Your instructions = Look through the data below. Collect every line where the word "примерно" occurs.

··· Records for the task

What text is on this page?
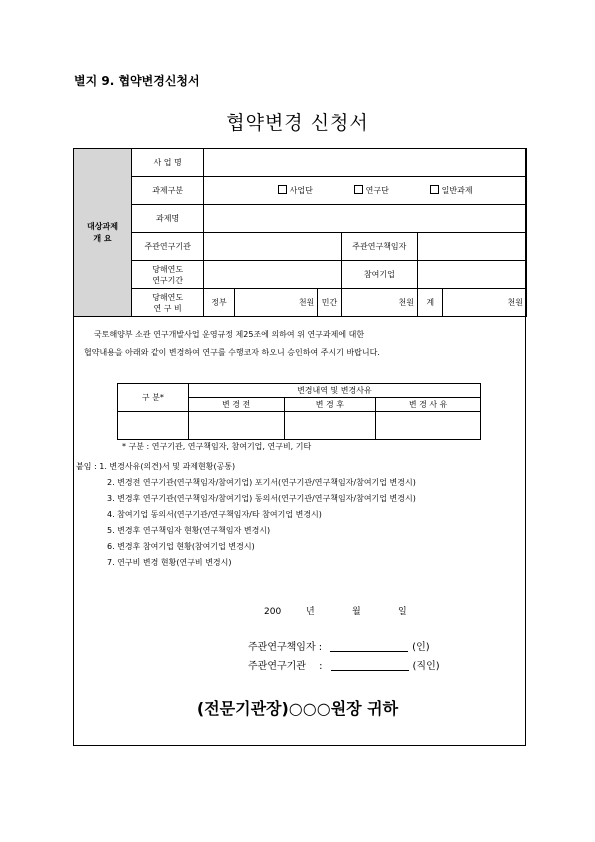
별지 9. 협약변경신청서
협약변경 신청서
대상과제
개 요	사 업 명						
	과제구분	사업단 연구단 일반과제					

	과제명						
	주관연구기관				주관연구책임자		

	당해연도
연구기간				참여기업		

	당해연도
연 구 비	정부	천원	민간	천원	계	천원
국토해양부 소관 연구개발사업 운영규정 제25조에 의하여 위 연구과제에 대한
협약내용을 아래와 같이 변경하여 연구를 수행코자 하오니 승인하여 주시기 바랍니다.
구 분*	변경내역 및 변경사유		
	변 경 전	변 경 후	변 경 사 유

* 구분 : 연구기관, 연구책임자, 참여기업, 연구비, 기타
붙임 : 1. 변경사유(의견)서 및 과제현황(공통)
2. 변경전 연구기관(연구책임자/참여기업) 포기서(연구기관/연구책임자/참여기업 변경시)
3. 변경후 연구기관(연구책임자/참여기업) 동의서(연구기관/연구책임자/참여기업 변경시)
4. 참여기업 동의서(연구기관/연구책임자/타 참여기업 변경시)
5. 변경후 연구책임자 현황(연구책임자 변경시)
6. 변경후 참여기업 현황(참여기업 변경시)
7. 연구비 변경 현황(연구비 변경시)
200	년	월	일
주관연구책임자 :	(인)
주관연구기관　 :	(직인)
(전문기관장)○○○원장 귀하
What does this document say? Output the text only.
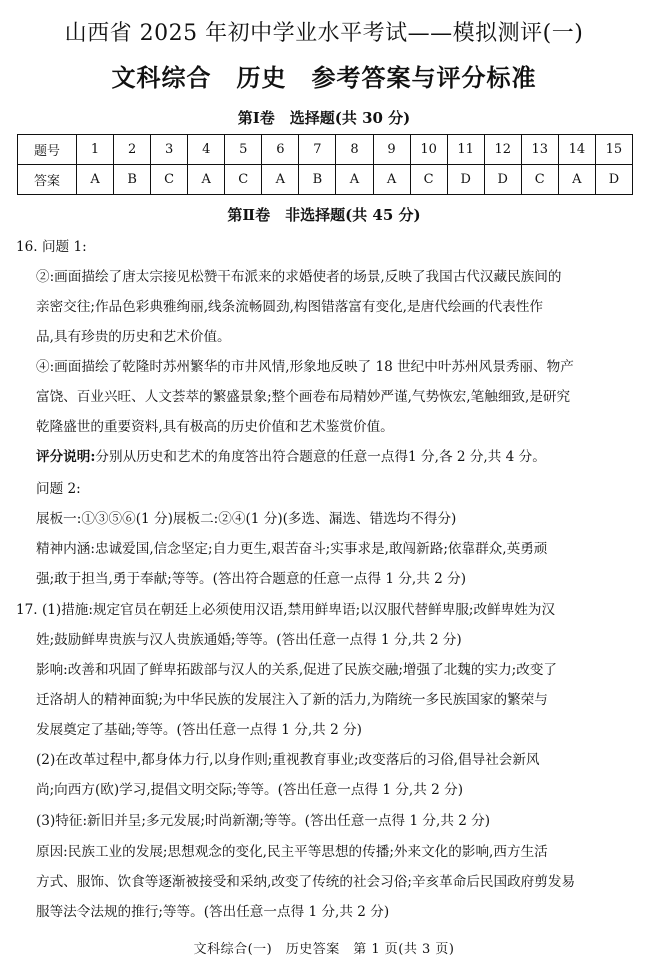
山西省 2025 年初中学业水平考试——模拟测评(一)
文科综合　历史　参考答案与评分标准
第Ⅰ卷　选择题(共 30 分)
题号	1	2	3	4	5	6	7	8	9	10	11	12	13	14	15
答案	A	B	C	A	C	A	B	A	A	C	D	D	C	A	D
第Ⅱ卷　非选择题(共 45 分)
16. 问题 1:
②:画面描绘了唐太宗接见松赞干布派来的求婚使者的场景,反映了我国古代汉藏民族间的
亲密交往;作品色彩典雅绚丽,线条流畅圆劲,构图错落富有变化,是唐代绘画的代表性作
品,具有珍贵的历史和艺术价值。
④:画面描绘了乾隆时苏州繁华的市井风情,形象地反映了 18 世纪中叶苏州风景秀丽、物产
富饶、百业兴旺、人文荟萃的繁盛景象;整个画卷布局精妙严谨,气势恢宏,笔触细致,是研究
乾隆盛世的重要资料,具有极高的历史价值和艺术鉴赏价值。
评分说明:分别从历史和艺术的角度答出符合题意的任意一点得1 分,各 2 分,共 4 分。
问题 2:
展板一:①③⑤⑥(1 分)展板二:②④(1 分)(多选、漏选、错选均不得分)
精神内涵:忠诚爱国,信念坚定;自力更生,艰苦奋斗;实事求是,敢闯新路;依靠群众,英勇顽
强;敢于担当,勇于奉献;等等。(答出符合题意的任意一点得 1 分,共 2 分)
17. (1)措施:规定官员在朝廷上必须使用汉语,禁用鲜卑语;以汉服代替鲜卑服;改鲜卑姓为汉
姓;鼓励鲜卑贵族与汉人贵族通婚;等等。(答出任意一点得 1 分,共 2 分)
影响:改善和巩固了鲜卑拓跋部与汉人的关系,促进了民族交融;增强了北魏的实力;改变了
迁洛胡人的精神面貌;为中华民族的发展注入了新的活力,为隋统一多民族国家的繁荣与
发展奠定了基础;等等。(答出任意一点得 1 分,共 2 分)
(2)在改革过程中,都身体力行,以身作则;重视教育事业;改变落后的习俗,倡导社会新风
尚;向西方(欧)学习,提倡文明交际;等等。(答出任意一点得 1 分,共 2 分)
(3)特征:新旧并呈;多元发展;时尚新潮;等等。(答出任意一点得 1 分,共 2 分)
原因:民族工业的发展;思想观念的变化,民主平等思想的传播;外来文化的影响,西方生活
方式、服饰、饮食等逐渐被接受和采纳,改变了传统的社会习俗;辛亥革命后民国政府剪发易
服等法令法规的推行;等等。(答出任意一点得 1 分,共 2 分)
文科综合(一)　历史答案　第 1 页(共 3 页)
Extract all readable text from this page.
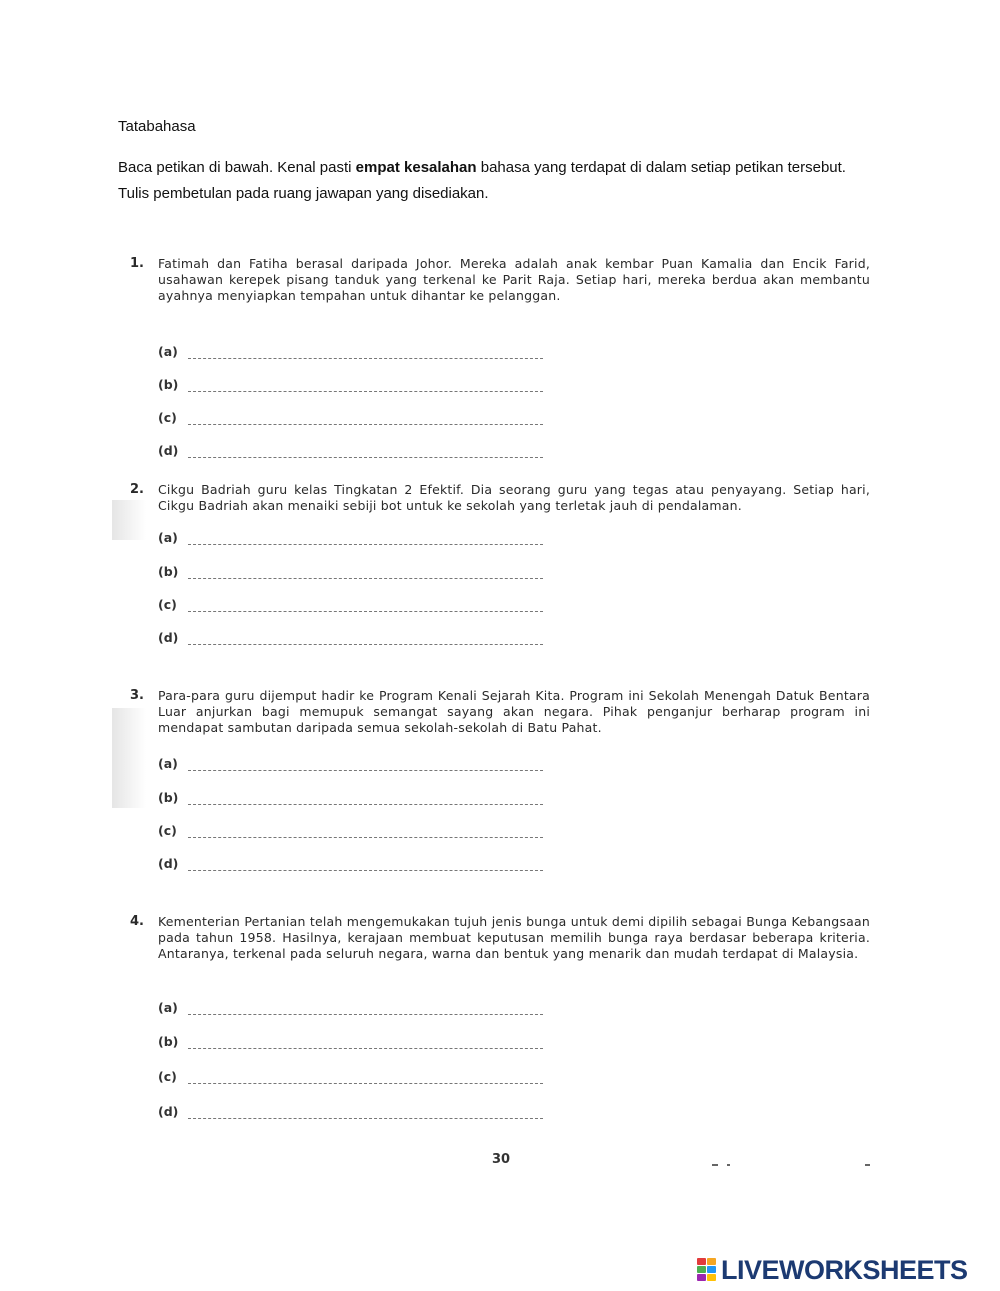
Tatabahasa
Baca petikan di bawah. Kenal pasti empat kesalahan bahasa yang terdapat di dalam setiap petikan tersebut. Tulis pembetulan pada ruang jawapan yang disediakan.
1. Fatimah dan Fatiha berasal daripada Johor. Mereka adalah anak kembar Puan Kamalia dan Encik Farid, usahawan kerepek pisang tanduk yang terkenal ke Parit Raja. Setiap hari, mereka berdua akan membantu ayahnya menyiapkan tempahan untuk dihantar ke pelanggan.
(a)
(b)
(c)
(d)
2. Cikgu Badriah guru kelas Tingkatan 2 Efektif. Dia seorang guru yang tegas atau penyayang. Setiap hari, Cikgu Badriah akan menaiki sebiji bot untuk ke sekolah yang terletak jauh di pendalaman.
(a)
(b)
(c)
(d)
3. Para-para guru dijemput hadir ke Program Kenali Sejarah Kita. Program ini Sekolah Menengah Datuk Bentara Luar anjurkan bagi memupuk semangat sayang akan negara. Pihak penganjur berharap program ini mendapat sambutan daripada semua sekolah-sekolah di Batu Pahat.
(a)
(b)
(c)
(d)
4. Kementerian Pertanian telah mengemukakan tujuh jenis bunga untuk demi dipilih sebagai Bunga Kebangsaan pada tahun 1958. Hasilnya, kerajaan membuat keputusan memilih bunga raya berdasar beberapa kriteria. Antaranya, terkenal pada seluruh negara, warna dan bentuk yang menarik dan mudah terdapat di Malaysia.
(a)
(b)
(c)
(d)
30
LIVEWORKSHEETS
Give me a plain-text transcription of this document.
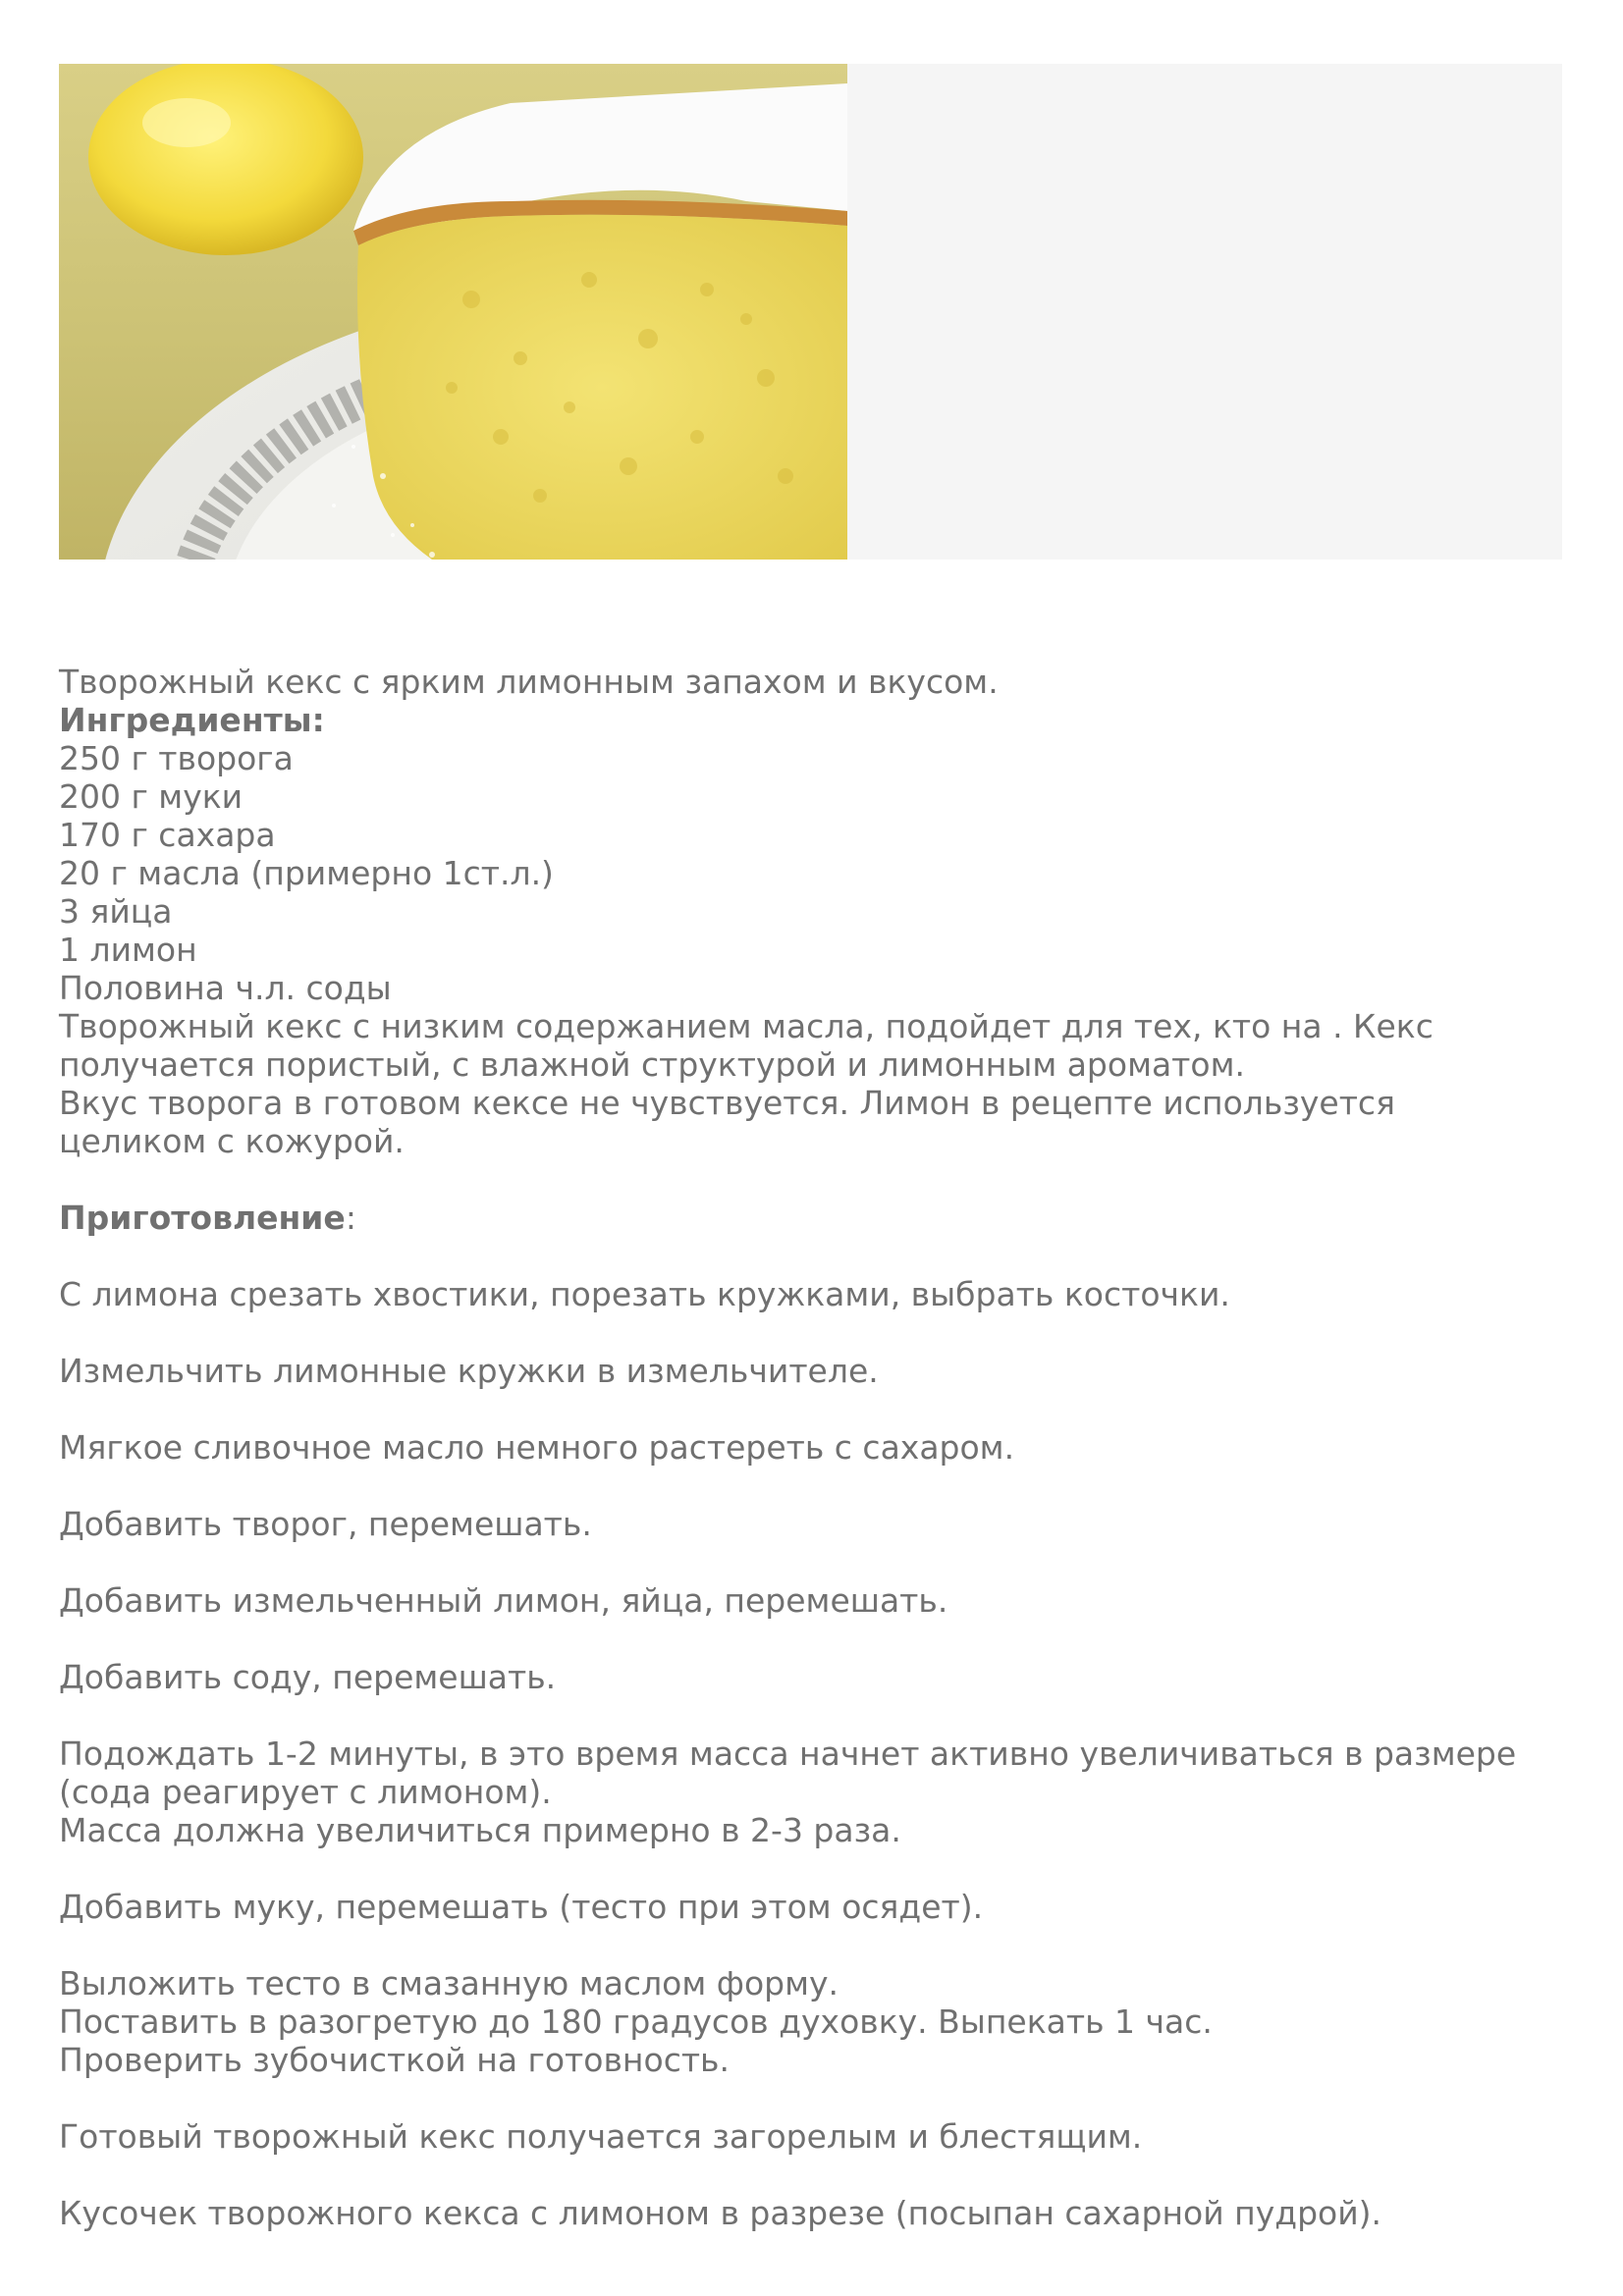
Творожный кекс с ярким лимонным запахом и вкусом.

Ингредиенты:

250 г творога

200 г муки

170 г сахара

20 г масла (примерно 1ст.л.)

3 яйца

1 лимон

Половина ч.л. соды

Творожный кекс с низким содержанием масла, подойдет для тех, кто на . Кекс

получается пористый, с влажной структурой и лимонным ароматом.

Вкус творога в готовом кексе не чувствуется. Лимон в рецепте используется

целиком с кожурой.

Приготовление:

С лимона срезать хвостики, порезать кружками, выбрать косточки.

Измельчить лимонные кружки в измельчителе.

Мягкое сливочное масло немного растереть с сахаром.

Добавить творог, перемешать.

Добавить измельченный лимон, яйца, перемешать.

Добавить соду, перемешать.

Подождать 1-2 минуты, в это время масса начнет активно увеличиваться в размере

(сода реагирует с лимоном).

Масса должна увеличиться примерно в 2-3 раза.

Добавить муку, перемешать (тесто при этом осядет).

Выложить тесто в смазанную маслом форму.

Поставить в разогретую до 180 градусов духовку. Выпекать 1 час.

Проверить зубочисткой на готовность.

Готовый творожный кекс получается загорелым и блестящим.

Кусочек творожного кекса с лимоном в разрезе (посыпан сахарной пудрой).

······

Expected output =
20 г масла (примерно 1ст.л.)
Масса должна увеличиться примерно в 2-3 раза.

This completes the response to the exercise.